● Objective
In the entries below, find every line with "this" and copy it.

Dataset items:
--
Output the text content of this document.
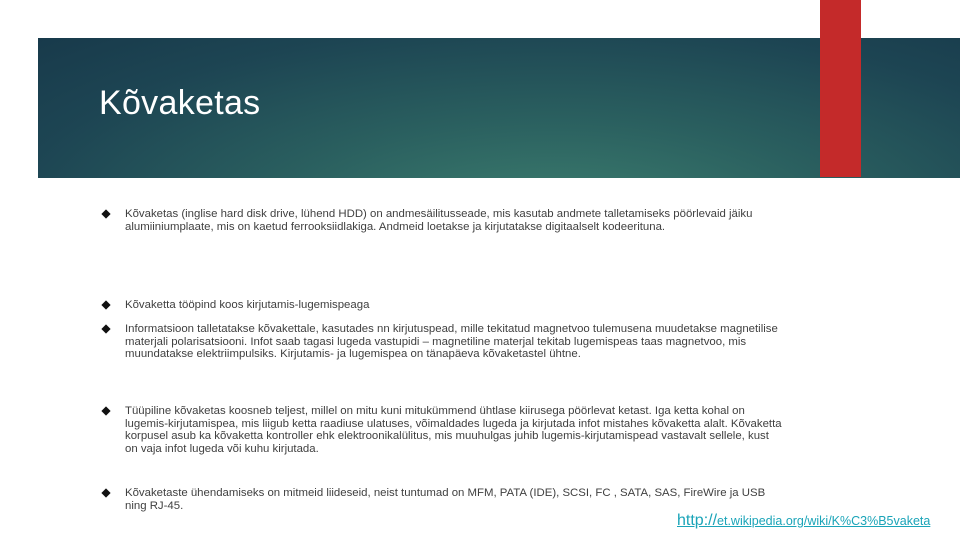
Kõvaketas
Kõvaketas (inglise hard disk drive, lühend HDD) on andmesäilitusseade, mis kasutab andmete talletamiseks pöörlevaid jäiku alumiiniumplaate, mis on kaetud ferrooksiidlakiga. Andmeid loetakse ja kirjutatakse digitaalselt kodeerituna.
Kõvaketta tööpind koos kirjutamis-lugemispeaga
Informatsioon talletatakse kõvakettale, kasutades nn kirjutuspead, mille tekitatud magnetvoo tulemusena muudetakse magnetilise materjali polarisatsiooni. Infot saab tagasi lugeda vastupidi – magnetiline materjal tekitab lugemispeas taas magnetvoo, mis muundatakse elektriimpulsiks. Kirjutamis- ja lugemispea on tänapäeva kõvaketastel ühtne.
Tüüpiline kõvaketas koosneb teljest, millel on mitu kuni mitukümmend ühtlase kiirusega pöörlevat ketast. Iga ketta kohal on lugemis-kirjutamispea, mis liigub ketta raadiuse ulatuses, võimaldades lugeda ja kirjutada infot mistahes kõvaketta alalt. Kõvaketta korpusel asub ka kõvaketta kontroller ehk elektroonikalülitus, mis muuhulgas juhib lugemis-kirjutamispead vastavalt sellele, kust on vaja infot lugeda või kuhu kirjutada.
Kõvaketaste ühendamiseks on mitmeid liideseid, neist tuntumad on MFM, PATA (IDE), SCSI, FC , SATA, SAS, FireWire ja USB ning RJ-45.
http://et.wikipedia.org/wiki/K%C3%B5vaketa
--
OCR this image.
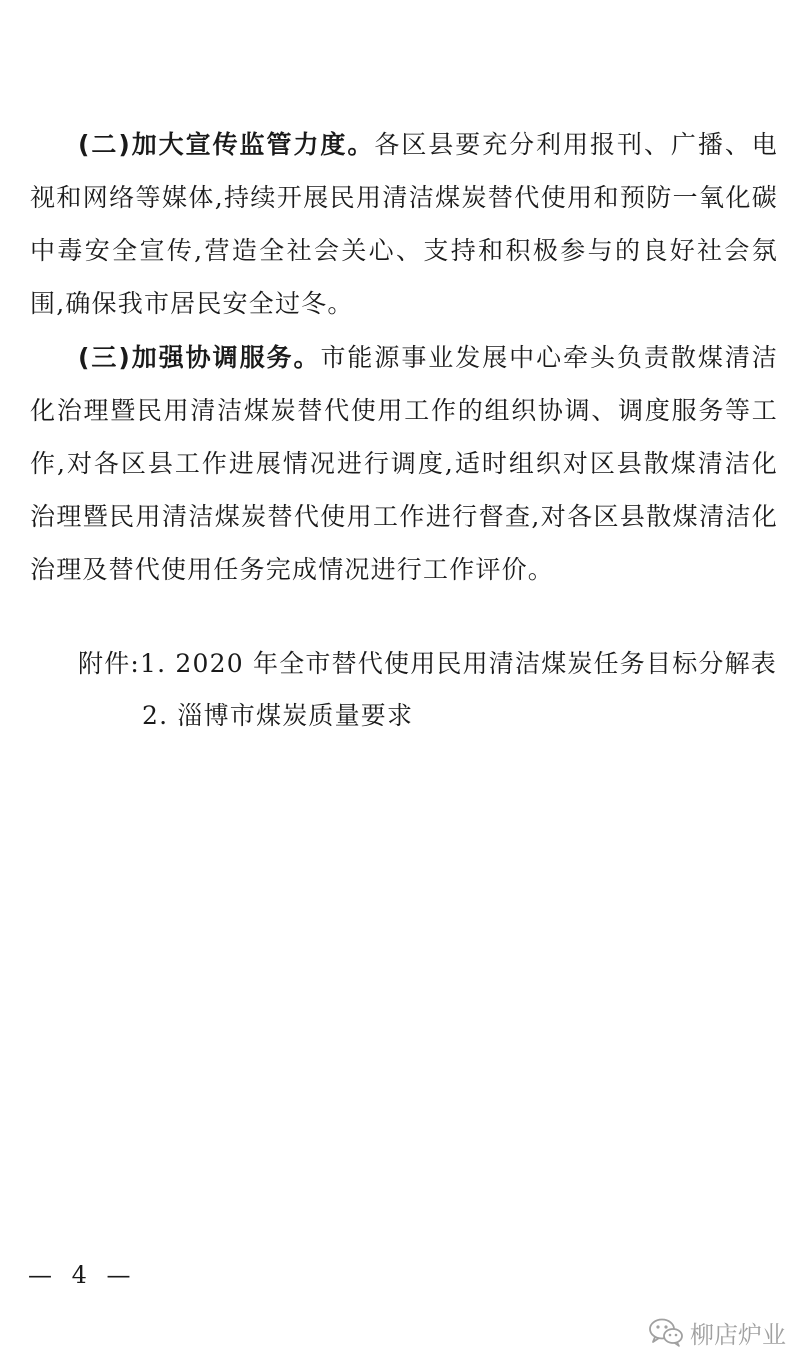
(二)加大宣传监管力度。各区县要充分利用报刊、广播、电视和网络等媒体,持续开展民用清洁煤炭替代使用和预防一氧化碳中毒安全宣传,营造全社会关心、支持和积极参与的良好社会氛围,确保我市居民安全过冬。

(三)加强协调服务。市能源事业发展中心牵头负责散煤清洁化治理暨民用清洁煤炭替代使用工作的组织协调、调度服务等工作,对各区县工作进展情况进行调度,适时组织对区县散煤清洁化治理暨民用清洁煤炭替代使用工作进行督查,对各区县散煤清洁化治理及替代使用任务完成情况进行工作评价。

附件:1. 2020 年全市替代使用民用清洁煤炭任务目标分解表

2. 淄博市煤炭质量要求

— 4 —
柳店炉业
--
● Expected answer
Output the text content of this document.
OCR this image.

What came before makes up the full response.